— START Supplied information —
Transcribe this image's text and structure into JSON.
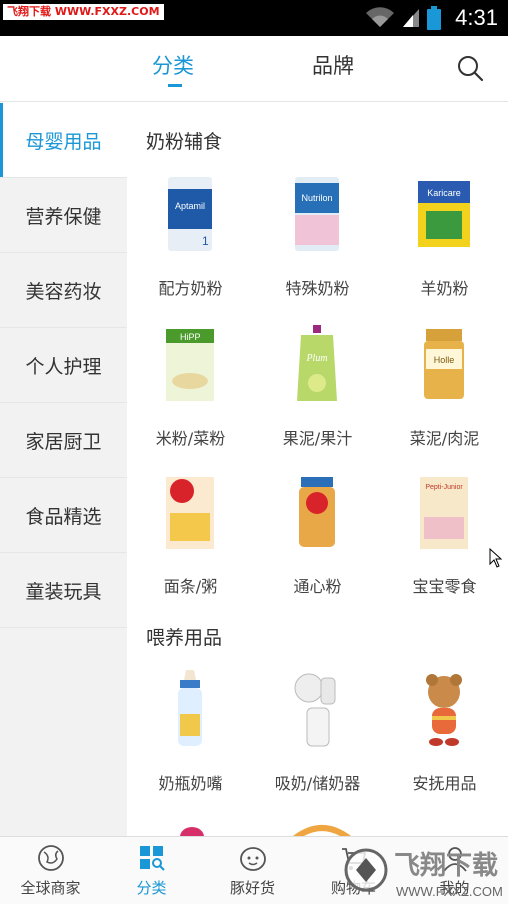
{
  "status_bar": {
    "watermark": "飞翔下载 WWW.FXXZ.COM",
    "time": "4:31"
  },
  "top_tabs": [
    {
      "label": "分类",
      "active": true
    },
    {
      "label": "品牌",
      "active": false
    }
  ],
  "search_icon": "search-icon",
  "sidebar": {
    "items": [
      {
        "label": "母婴用品",
        "active": true
      },
      {
        "label": "营养保健",
        "active": false
      },
      {
        "label": "美容药妆",
        "active": false
      },
      {
        "label": "个人护理",
        "active": false
      },
      {
        "label": "家居厨卫",
        "active": false
      },
      {
        "label": "食品精选",
        "active": false
      },
      {
        "label": "童装玩具",
        "active": false
      }
    ]
  },
  "sections": [
    {
      "title": "奶粉辅食",
      "items": [
        {
          "label": "配方奶粉",
          "pic_text": "Aptamil"
        },
        {
          "label": "特殊奶粉",
          "pic_text": "Nutrilon"
        },
        {
          "label": "羊奶粉",
          "pic_text": "Karicare"
        },
        {
          "label": "米粉/菜粉",
          "pic_text": "HiPP"
        },
        {
          "label": "果泥/果汁",
          "pic_text": "Plum"
        },
        {
          "label": "菜泥/肉泥",
          "pic_text": "Holle"
        },
        {
          "label": "面条/粥",
          "pic_text": "Cow&Gate"
        },
        {
          "label": "通心粉",
          "pic_text": "Cow&Gate"
        },
        {
          "label": "宝宝零食",
          "pic_text": "Pepti-Junior"
        }
      ]
    },
    {
      "title": "喂养用品",
      "items": [
        {
          "label": "奶瓶奶嘴",
          "pic_text": ""
        },
        {
          "label": "吸奶/储奶器",
          "pic_text": "AVENT"
        },
        {
          "label": "安抚用品",
          "pic_text": ""
        }
      ]
    }
  ],
  "bottom_nav": [
    {
      "label": "全球商家",
      "icon": "globe-icon",
      "active": false
    },
    {
      "label": "分类",
      "icon": "grid-search-icon",
      "active": true
    },
    {
      "label": "豚好货",
      "icon": "face-icon",
      "active": false
    },
    {
      "label": "购物车",
      "icon": "cart-icon",
      "active": false
    },
    {
      "label": "我的",
      "icon": "user-icon",
      "active": false
    }
  ],
  "watermark_bottom": "飞翔下载",
  "watermark_bottom_url": "WWW.FXXZ.COM",
  "colors": {
    "accent": "#1a97d6",
    "watermark_red": "#e01818"
  }
}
— END Supplied information —
◆ **Direction**
From the data above, copy each line that holds "飞翔下载".

◆ **Solved exercise**
    "watermark": "飞翔下载 WWW.FXXZ.COM",
  "watermark_bottom": "飞翔下载",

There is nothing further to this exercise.